What you should do:
Count the lines below that contain the word "impulses", and report only that number.
───── Task input ─────
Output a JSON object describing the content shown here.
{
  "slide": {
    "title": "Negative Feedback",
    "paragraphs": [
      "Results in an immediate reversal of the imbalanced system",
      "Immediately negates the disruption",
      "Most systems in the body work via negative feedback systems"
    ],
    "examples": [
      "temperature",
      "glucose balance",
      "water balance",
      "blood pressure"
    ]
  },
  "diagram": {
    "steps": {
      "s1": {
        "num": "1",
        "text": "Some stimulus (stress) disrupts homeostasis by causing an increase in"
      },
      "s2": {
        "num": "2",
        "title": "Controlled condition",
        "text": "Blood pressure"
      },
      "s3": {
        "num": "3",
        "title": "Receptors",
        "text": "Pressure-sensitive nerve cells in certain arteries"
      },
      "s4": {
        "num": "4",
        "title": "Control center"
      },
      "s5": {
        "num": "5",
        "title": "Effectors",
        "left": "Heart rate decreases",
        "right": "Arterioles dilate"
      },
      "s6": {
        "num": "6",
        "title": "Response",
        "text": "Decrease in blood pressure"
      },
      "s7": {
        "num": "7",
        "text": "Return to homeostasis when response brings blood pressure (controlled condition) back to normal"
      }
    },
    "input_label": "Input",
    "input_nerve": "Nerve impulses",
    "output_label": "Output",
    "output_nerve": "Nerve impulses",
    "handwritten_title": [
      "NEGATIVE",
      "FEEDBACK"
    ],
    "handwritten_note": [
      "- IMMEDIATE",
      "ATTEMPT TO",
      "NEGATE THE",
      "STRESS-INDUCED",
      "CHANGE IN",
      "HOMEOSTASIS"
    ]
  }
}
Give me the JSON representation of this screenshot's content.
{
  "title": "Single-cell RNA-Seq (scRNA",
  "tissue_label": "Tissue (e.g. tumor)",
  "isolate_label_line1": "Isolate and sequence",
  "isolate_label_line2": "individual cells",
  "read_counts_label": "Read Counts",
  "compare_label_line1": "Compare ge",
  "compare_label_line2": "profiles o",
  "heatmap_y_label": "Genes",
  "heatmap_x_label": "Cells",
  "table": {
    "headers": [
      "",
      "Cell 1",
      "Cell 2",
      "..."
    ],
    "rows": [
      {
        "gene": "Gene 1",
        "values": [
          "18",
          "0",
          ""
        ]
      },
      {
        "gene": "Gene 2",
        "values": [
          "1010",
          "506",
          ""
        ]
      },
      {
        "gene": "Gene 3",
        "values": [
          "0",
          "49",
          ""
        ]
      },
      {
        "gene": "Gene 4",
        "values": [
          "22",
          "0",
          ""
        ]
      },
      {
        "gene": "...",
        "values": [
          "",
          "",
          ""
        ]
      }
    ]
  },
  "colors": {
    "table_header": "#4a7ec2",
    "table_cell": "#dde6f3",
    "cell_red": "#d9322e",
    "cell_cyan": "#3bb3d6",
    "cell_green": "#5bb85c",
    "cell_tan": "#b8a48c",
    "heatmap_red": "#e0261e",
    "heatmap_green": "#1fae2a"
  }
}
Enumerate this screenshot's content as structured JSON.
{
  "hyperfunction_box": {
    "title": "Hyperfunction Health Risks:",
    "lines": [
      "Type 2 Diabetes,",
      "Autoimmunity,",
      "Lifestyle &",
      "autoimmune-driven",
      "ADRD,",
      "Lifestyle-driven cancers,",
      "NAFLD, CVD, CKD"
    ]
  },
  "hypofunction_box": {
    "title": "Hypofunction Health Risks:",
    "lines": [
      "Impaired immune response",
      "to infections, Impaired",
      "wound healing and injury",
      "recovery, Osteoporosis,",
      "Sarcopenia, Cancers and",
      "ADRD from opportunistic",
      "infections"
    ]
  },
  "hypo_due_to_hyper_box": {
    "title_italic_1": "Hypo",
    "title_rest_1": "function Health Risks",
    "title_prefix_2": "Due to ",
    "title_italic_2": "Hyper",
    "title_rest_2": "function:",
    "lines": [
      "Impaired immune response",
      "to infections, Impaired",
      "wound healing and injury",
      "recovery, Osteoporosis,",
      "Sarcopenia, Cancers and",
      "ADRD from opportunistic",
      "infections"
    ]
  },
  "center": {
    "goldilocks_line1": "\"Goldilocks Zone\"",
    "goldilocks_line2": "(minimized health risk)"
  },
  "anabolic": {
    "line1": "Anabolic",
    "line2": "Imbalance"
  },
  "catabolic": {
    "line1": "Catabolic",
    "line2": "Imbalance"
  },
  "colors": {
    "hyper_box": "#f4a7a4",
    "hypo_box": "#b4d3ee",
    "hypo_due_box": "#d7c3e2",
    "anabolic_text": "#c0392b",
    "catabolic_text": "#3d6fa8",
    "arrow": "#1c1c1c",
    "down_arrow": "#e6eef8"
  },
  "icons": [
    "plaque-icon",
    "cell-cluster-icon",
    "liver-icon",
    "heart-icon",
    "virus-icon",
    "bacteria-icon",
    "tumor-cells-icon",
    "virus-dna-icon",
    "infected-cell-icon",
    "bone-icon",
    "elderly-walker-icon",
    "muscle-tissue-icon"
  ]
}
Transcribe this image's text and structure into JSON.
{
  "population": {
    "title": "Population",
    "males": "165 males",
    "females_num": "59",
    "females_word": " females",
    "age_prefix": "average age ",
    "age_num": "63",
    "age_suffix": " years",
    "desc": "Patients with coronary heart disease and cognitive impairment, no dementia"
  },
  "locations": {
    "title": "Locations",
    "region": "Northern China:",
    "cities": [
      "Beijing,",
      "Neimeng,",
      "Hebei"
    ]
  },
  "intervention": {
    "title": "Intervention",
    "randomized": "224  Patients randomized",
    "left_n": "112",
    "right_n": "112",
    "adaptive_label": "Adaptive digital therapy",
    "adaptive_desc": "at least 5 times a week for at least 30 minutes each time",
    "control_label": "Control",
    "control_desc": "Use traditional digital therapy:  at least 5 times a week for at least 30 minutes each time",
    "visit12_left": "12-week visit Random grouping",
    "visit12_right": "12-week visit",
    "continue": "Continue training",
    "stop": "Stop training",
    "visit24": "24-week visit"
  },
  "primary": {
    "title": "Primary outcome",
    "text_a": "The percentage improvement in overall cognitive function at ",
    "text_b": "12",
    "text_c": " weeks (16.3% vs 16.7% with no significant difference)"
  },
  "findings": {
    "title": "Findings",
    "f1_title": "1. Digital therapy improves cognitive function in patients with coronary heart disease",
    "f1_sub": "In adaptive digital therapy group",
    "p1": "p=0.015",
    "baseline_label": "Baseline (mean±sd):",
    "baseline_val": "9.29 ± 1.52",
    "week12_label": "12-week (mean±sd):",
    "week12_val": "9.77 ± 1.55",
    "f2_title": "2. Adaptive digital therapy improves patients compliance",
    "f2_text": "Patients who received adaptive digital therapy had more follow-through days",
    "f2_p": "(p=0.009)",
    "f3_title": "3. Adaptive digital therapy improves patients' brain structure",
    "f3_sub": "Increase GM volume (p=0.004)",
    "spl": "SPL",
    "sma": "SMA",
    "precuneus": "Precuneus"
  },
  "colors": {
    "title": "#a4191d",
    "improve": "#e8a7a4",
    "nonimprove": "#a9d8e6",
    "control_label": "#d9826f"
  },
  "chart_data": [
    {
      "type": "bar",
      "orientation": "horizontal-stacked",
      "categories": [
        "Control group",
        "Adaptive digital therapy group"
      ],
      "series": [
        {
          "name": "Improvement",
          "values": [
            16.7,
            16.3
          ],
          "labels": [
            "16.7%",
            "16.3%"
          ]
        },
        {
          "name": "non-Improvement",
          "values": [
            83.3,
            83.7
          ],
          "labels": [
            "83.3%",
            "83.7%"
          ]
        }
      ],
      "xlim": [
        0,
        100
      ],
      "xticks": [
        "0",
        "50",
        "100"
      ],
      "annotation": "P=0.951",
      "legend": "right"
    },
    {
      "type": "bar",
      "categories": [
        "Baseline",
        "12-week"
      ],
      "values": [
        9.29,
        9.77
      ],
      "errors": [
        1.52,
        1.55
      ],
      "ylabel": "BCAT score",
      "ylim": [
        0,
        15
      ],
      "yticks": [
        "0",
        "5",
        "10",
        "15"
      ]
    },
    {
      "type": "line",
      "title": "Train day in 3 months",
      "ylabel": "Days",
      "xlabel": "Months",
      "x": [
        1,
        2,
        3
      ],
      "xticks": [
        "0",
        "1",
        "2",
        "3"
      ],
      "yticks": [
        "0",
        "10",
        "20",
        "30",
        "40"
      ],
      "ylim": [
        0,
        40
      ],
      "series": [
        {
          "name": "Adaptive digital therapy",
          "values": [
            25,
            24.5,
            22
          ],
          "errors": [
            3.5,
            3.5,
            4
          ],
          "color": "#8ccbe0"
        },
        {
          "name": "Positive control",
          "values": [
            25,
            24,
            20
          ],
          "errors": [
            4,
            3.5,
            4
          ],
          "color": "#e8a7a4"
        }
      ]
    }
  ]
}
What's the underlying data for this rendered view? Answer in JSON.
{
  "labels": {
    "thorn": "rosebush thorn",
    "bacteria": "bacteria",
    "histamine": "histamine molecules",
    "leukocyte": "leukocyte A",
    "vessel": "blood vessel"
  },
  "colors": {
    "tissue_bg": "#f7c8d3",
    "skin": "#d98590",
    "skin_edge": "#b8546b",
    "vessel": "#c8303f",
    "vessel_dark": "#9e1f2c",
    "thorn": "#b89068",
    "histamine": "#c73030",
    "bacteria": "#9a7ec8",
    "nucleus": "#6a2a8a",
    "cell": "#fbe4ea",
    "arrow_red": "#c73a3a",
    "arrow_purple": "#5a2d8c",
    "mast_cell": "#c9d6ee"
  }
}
─────
Your response:
2